INSTRUCTIONS FOR THE TASK:
Will you give every entry again exactly as it stands?

Figure contents as structured data:
····················
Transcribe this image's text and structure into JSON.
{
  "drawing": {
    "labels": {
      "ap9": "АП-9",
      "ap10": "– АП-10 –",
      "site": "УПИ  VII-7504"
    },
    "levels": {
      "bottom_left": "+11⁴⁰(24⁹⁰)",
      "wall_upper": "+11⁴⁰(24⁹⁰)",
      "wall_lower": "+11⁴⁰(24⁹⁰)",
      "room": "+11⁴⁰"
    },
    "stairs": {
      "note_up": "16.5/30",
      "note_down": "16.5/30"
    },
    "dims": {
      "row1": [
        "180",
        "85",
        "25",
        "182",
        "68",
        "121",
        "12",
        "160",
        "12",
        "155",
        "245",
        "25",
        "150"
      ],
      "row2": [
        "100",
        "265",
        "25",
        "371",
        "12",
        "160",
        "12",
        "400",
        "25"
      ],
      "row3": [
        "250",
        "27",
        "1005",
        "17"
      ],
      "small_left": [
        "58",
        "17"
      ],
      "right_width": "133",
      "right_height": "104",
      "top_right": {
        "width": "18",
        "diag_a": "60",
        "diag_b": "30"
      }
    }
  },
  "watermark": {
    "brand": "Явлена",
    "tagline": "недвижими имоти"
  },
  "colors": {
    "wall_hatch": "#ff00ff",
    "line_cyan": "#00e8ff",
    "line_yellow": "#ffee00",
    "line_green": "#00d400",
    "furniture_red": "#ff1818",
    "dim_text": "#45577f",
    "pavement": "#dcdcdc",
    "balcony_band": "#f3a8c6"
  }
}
····················
OUTPUT OF THE TASK:
Transcribe this image's text and structure into JSON.
{
  "drawing": {
    "labels": {
      "ap9": "АП-9",
      "ap10": "– АП-10 –",
      "site": "УПИ  VII-7504"
    },
    "levels": {
      "bottom_left": "+11⁴⁰(24⁹⁰)",
      "wall_upper": "+11⁴⁰(24⁹⁰)",
      "wall_lower": "+11⁴⁰(24⁹⁰)",
      "room": "+11⁴⁰"
    },
    "stairs": {
      "note_up": "16.5/30",
      "note_down": "16.5/30"
    },
    "dims": {
      "row1": [
        "180",
        "85",
        "25",
        "182",
        "68",
        "121",
        "12",
        "160",
        "12",
        "155",
        "245",
        "25",
        "150"
      ],
      "row2": [
        "100",
        "265",
        "25",
        "371",
        "12",
        "160",
        "12",
        "400",
        "25"
      ],
      "row3": [
        "250",
        "27",
        "1005",
        "17"
      ],
      "small_left": [
        "58",
        "17"
      ],
      "right_width": "133",
      "right_height": "104",
      "top_right": {
        "width": "18",
        "diag_a": "60",
        "diag_b": "30"
      }
    }
  },
  "watermark": {
    "brand": "Явлена",
    "tagline": "недвижими имоти"
  },
  "colors": {
    "wall_hatch": "#ff00ff",
    "line_cyan": "#00e8ff",
    "line_yellow": "#ffee00",
    "line_green": "#00d400",
    "furniture_red": "#ff1818",
    "dim_text": "#45577f",
    "pavement": "#dcdcdc",
    "balcony_band": "#f3a8c6"
  }
}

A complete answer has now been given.